━━ AUSGEWÄHLTER TEXTAUSZUG

| |
Lodges aus Holz
The Ark
In den Aberdares liegt eine Lodge, die wie die Treetops und die Mountain-Lodge
am Mt. Kenya auch, völlig aus Holz gebaut ist. The Ark im nordwestlichen
Teil der Aberdares gelegen ist von ihrem Basishotel, dem Aberdares Country
Club, zu erreichen. Im Hotel wird das komplette Gepäck deponiert, bis
auf die wenigen Dinge für eine Übernachtung.
Nach einer interessanten Fahrt an kleinen Dörfern und Kikuyufarmen vorbei
und dann mitten durch den Bergwald haben wir die Ark erreicht. Ein solider
hochgelegener Holzsteg (Cat Walk) führte uns zu dieser Lodge, die in ihrer
Form wirklich wie eine Arche, wie ein Schiff aussieht. Vom Steg aus entdeckten
wir sehr viele Vögel, auch Mungos und DikDiks flüchteten unter dem Steg
durch das Gebüsch. Die Vergabe der Zimmer in der Lodge verlief sehr
schnell. Unser Zimmerchen war ca. 20 qm. groß, incl. des Duschraumes,
aber auch sehr gemütlich. Die Lodge an sich ist ähnlich wie in einem Schiff
auch im Innern gewöhnungsbedürftig eingerichtet, was die Orientierung
angeht. Lange Gänge von Bug bis Heck, jeweils einer an Steuerbord und
an Backbord.
Am Bug hinter dem Kaminzimmer ein großer Raum mit dem Ausblick auf das
Wasserloch, die Fläche aus Gras und Sand mit den salzigen Mineralien,
von den Lodgebetreibern für die Tiere ausgestreut, und dann die Tiere!
Elefanten, Büffel, Buschböcke,
Warzenschweine, Spitzmaulnashörner, Nilgänse, viele Kleintiere. Wahlweise
können in den Zimmern Summer aktiviert werden, die während der Nacht ertönen,
wenn ein selteneres Tier auftaucht. Diese Summer werden des Nachts vornehmlich
von beobachtenden Studenten bedient, die je nach Bedeutung die Anzahl
der Signale absetzen.
Eine gemütliche Teestube mit dem gleichen Ausblick, ein kleines Souvenierlädchen
und weiter hinten ein Kaminzimmer, Tee und Kaffee frei, eine Etage weiter
unten das Restaurant, alles absolut gemütlich zum Verweilen für mehrere
Tage. (1996)
Da diese Lodge, wie die anderen
abgelegenen Baumlodges auch, nur für die Tierbeobachtung geschaffen
wurden, sollte man wissen, daß verwöhnte Touristen, die zivilisatorischen
Luxus wie z.B. Heizstrahler für eine "gemütlichere"
nächtliche Tierbeobachtung oder einen reich ausgestatteten Andenkenshop
brauchen und erwarten, hier nicht ihre Erfüllung finden.

━━━━
━━ BEREITGESTELLTE EINTRÄGE

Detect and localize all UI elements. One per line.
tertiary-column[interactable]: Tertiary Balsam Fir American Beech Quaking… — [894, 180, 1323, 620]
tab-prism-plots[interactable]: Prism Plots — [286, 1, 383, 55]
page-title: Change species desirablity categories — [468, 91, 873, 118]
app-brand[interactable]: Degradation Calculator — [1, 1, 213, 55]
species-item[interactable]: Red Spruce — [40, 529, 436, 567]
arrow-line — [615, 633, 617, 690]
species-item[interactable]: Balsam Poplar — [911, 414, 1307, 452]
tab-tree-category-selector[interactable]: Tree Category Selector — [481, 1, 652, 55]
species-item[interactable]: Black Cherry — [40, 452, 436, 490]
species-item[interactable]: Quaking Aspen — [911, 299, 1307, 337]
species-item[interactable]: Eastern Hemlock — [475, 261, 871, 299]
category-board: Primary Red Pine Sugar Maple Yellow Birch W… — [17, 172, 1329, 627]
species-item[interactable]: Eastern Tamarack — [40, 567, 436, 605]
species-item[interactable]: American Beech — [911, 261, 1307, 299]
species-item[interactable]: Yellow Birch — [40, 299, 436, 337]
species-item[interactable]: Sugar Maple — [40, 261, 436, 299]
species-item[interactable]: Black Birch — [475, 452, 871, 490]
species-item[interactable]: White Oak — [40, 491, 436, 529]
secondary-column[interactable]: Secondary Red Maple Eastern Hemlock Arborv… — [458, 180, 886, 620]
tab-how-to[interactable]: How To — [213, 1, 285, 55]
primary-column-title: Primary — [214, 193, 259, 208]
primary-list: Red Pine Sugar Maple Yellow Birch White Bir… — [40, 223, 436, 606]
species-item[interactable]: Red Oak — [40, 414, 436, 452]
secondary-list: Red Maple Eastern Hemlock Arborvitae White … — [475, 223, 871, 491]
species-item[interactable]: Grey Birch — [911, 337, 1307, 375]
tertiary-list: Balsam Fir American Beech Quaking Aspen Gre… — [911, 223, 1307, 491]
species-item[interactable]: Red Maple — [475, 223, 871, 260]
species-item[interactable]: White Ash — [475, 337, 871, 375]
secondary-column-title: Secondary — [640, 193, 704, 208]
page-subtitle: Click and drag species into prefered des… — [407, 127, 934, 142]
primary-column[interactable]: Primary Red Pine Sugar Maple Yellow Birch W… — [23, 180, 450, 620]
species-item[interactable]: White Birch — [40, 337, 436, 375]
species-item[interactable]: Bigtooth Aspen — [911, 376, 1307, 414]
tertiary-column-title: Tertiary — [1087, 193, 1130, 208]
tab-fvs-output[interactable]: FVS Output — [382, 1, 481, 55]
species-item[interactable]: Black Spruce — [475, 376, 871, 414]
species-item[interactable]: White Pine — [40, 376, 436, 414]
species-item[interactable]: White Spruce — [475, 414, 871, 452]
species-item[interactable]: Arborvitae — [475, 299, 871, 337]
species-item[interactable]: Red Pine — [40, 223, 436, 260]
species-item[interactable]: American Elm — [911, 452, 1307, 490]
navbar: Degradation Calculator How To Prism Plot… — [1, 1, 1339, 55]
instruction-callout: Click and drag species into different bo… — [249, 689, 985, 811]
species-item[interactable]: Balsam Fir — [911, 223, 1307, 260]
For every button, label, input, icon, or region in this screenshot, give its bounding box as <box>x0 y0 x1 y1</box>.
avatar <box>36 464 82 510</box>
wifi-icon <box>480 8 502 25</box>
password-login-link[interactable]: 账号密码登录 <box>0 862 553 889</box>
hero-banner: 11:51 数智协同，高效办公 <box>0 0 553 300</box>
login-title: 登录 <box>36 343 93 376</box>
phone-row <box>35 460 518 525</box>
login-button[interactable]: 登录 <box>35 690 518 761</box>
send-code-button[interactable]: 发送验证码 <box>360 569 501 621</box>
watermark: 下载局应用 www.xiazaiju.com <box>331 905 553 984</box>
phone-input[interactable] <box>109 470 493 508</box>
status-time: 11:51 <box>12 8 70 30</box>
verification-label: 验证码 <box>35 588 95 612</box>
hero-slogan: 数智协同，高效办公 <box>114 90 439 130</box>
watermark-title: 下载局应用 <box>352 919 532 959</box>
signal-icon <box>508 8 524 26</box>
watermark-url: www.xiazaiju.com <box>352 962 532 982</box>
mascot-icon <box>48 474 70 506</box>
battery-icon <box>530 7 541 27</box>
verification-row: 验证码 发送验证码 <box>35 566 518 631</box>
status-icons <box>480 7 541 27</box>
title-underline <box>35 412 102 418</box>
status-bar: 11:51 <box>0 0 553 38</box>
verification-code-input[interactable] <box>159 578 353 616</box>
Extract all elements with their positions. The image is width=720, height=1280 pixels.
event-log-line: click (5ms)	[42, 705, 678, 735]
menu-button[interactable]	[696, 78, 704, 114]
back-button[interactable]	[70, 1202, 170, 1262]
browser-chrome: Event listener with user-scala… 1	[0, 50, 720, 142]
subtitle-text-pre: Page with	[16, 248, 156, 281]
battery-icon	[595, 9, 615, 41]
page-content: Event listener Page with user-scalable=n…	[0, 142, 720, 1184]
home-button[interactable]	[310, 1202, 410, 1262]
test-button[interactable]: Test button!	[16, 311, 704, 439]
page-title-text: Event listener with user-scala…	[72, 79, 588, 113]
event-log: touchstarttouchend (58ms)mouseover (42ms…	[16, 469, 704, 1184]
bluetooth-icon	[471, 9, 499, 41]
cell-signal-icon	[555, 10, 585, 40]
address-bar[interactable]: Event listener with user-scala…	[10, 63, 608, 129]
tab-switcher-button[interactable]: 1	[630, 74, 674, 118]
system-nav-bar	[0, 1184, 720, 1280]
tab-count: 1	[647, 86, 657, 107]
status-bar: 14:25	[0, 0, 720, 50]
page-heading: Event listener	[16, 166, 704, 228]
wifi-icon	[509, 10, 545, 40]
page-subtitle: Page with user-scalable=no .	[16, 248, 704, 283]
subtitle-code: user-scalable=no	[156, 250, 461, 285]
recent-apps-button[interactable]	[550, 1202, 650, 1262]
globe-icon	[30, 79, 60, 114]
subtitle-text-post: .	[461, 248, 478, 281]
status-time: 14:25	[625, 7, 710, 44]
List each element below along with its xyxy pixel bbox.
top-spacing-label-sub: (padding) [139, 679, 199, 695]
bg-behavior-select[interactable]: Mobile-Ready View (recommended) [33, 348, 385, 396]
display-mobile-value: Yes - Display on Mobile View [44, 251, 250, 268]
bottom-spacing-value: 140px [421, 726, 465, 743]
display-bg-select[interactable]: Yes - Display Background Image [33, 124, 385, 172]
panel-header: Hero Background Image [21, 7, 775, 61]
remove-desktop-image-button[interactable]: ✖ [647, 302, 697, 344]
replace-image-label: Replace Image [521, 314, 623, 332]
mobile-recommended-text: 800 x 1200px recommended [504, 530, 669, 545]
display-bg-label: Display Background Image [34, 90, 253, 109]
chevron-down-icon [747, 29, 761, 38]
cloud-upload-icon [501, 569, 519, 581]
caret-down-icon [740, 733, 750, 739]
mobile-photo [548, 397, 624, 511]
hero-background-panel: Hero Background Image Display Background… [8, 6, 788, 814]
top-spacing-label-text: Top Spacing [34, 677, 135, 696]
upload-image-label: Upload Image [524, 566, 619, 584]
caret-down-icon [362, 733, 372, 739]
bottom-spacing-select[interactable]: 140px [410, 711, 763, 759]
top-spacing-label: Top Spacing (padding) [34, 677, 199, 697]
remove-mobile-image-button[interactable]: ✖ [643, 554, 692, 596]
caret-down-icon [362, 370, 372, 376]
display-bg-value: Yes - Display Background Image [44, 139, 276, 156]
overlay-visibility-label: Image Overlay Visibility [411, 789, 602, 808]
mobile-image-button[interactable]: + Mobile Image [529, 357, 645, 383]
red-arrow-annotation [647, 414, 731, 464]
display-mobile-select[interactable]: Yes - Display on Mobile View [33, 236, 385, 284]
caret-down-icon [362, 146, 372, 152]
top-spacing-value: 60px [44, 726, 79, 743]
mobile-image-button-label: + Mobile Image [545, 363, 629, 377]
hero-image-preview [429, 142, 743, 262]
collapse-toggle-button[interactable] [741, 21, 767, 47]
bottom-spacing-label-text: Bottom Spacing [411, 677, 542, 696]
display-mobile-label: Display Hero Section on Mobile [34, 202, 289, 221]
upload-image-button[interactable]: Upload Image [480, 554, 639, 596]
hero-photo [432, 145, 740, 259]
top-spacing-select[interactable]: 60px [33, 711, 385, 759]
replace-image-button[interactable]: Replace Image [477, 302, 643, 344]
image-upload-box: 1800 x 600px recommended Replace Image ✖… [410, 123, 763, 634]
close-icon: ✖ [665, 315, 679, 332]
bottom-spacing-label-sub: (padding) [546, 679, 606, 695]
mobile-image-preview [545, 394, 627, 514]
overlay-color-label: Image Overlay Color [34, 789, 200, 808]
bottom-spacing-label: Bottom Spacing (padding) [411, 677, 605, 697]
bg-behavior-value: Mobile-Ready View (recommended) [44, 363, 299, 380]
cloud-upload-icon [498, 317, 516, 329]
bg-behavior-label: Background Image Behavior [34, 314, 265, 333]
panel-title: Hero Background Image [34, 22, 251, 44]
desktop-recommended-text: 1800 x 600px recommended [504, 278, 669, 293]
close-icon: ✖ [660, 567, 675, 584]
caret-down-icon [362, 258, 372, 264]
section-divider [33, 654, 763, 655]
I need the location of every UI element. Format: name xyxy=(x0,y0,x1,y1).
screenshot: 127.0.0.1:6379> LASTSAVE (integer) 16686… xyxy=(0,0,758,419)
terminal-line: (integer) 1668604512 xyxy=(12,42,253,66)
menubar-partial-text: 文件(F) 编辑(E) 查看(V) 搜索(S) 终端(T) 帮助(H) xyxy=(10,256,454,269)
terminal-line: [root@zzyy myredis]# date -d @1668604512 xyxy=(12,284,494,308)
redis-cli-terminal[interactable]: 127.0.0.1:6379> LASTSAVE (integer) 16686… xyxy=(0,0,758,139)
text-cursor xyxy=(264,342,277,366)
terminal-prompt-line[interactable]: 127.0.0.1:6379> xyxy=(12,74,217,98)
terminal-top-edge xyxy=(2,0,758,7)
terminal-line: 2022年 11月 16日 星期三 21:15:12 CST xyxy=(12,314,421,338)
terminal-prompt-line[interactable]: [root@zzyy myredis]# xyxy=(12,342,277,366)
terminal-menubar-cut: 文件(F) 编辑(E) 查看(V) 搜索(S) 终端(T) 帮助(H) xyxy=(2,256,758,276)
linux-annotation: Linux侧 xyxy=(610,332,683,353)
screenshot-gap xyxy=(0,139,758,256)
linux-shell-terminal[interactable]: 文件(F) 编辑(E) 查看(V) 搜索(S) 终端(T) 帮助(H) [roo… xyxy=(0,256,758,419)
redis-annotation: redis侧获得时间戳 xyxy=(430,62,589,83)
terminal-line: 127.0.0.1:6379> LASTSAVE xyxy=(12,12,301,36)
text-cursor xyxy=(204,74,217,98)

━━━━

[AUFGABENSTELLUNG]:
a) Schreibe aus dem Textauszug über die Lodge The Ark den Abschnitt ab, der bei den Worten „Eine gemütliche Teestube“ einsetzt und nach „Tage. (1996)“ endet.
b) Von welchem Basishotel aus erreicht man laut dem Textauszug über The Ark die Lodge?

[ÜBUNGSERGEBNISSE]:
a)
Eine gemütliche Teestube mit dem gleichen Ausblick, ein kleines Souvenierlädchen
und weiter hinten ein Kaminzimmer, Tee und Kaffee frei, eine Etage weiter
unten das Restaurant, alles absolut gemütlich zum Verweilen für mehrere
Tage. (1996)

b) Vom Aberdares Country Club.